In the records below, work out how many lines hold the word "Main". Report the number alone.

Records excerpted from a collection

- - - -

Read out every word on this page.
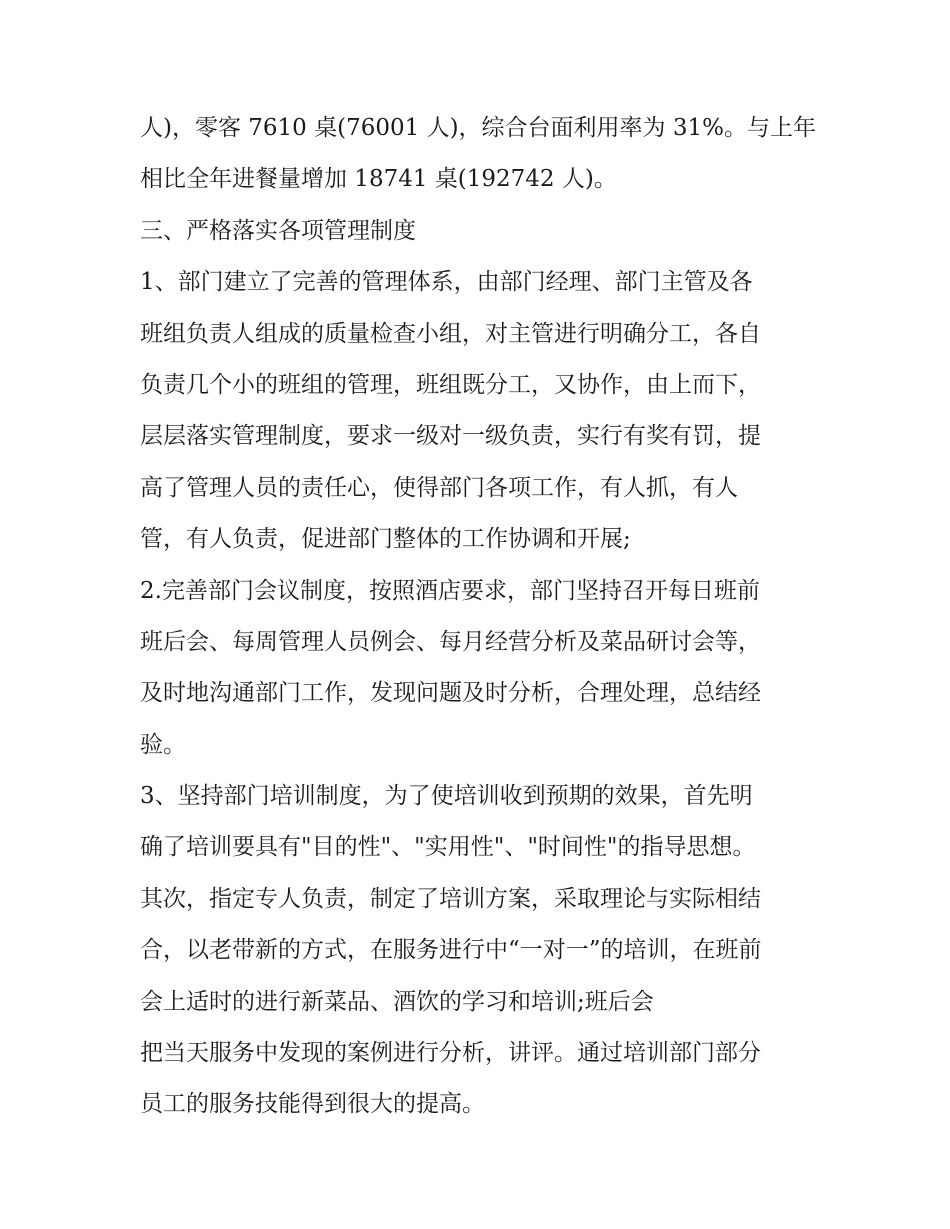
人)，零客 7610 桌(76001 人)，综合台面利用率为 31%。与上年
相比全年进餐量增加 18741 桌(192742 人)。
三、严格落实各项管理制度
1、部门建立了完善的管理体系，由部门经理、部门主管及各
班组负责人组成的质量检查小组，对主管进行明确分工，各自
负责几个小的班组的管理，班组既分工，又协作，由上而下，
层层落实管理制度，要求一级对一级负责，实行有奖有罚，提
高了管理人员的责任心，使得部门各项工作，有人抓，有人
管，有人负责，促进部门整体的工作协调和开展;
2.完善部门会议制度，按照酒店要求，部门坚持召开每日班前
班后会、每周管理人员例会、每月经营分析及菜品研讨会等，
及时地沟通部门工作，发现问题及时分析，合理处理，总结经
验。
3、坚持部门培训制度，为了使培训收到预期的效果，首先明
确了培训要具有"目的性"、"实用性"、"时间性"的指导思想。
其次，指定专人负责，制定了培训方案，采取理论与实际相结
合，以老带新的方式，在服务进行中“一对一”的培训，在班前
会上适时的进行新菜品、酒饮的学习和培训;班后会
把当天服务中发现的案例进行分析，讲评。通过培训部门部分
员工的服务技能得到很大的提高。
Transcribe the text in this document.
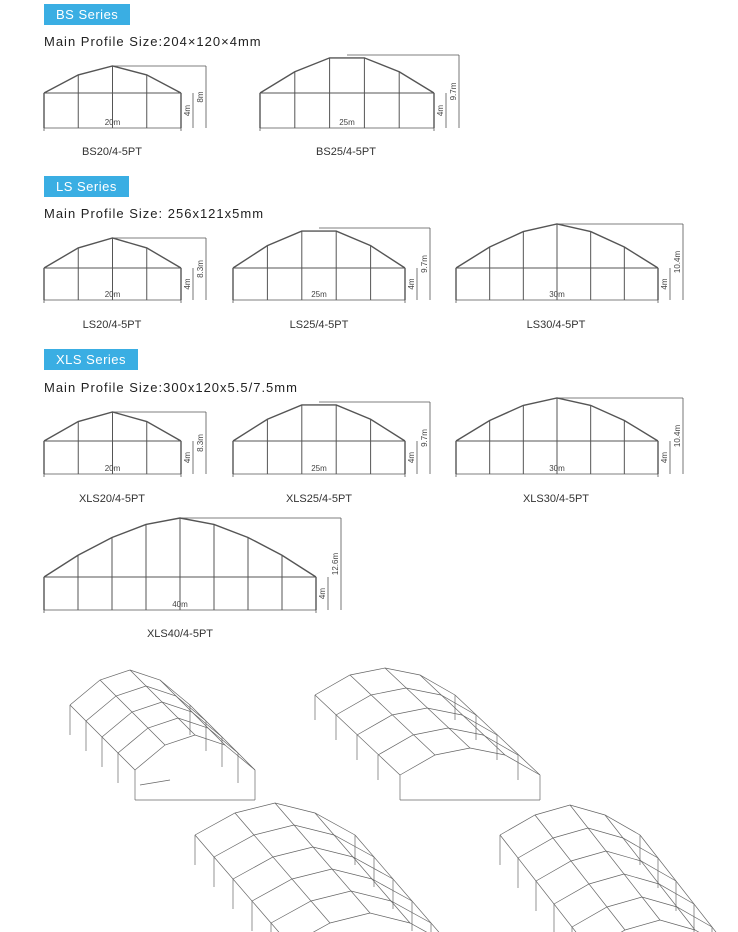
BS Series
Main Profile Size:204×120×4mm
LS Series
Main Profile Size: 256x121x5mm
XLS Series
Main Profile Size:300x120x5.5/7.5mm
BS20/4-5PT	BS25/4-5PT
LS20/4-5PT	LS25/4-5PT	LS30/4-5PT
XLS20/4-5PT	XLS25/4-5PT	XLS30/4-5PT
XLS40/4-5PT
20m
4m
8m
25m
4m
9.7m
20m
4m
8.3m
25m
4m
9.7m
30m
4m
10.4m
20m
4m
8.3m
25m
4m
9.7m
30m
4m
10.4m
40m
4m
12.6m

- - - -

# CORRECT OUTPUT
3